Problem – Report only the number of lines in this material that include "一报告两评议".

━━━━━ Material for this exercise ━━━━━

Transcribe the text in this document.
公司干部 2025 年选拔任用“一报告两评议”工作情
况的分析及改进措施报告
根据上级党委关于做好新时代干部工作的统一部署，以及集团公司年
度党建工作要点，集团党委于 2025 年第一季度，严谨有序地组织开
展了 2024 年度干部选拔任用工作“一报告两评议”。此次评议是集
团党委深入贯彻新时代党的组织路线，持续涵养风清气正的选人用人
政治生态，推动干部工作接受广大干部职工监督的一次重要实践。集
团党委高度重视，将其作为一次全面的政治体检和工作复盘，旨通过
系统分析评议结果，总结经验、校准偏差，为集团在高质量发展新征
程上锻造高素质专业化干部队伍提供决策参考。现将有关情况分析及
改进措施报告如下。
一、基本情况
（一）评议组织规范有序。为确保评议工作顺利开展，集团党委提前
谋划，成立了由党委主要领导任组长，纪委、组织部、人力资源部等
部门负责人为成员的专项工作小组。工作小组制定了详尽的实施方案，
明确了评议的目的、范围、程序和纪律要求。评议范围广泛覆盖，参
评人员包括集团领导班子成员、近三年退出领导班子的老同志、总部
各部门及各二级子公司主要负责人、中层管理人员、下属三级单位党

━━━━━

Result below – 2